#### TASK INPUT ####

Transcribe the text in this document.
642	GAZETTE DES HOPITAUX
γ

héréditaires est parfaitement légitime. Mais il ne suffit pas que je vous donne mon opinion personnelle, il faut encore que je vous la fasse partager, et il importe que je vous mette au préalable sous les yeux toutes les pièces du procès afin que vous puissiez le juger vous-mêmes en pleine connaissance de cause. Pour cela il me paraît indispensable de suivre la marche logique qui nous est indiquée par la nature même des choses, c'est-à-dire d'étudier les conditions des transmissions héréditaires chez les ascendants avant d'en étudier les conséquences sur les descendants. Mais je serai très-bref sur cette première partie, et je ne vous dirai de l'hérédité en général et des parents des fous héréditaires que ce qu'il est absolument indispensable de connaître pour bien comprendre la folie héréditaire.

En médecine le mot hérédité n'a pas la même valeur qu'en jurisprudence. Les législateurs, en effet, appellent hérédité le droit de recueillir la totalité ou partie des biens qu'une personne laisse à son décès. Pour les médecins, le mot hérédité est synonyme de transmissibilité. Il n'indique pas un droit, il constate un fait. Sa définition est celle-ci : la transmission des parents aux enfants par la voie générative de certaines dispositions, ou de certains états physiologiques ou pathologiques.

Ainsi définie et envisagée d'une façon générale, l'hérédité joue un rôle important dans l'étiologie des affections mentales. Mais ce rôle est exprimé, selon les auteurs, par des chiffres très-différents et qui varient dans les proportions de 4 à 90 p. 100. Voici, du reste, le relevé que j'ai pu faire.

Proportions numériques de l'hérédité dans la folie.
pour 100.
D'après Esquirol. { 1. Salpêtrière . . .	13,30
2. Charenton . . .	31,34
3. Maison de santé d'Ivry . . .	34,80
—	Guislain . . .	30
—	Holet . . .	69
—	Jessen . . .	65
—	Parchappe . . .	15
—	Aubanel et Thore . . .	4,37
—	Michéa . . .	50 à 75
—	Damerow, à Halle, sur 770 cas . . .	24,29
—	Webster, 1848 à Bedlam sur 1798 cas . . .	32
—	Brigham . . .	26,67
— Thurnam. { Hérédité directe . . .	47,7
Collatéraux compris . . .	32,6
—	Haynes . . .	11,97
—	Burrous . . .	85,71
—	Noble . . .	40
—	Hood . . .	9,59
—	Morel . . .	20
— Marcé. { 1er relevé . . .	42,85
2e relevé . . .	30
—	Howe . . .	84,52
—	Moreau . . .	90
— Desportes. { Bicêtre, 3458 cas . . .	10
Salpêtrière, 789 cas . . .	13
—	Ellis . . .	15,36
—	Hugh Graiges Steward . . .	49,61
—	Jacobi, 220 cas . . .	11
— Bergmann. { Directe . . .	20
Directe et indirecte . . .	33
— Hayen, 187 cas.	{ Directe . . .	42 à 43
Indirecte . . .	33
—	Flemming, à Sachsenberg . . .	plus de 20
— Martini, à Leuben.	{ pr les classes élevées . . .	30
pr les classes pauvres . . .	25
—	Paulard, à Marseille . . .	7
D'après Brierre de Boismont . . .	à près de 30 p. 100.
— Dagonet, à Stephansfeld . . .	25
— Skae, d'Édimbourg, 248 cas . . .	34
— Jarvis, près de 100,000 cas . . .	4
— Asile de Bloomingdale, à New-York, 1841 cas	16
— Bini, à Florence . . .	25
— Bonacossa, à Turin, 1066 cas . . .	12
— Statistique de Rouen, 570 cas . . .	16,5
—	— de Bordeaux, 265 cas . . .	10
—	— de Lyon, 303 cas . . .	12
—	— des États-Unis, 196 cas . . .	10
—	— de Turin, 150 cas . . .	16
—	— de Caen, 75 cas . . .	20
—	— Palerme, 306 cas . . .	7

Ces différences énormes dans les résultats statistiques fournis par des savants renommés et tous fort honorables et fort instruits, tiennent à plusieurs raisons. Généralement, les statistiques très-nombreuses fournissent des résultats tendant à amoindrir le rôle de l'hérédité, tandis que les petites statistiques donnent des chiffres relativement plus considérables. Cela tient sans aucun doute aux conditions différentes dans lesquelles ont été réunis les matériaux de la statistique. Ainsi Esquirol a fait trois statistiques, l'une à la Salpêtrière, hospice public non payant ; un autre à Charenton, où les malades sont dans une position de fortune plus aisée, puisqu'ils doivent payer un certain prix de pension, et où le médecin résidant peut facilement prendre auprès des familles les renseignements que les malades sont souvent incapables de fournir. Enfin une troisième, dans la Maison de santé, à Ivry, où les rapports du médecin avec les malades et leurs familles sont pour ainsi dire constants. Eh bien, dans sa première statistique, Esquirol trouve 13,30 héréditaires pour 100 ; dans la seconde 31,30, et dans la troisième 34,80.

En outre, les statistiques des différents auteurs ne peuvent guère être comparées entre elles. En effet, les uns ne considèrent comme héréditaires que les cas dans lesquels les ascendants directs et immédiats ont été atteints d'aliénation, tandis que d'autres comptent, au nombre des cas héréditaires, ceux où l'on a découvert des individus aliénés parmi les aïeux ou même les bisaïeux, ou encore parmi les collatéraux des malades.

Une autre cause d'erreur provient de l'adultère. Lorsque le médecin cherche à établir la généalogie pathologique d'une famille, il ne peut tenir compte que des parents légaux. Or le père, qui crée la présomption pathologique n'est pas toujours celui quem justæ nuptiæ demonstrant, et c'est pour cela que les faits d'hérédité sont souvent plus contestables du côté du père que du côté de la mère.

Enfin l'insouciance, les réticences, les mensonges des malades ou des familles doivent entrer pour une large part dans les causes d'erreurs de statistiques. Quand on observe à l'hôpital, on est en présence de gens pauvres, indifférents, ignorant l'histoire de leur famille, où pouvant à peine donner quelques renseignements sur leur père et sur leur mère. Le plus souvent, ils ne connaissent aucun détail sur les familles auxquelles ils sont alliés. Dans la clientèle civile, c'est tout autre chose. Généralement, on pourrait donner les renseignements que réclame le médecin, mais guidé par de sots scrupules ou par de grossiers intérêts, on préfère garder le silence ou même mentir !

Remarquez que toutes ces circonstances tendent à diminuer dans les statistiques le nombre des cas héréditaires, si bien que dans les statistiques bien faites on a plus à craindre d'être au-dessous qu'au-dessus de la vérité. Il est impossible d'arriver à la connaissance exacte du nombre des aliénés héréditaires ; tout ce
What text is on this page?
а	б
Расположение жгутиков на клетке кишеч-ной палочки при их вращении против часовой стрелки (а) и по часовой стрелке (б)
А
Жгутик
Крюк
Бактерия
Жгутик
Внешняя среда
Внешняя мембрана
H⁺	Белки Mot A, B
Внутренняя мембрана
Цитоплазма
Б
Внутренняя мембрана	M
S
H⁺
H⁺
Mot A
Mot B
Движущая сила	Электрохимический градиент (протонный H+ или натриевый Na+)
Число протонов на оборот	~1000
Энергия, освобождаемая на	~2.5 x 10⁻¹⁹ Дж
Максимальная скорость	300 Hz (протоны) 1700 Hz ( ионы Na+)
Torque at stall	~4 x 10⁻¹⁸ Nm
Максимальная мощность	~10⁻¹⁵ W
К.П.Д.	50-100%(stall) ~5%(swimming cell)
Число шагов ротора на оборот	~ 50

####

[DIRECTIVE] In the data above, count the lines where the word "text" appears; reply with the number only.

[ANSWER BELOW] 2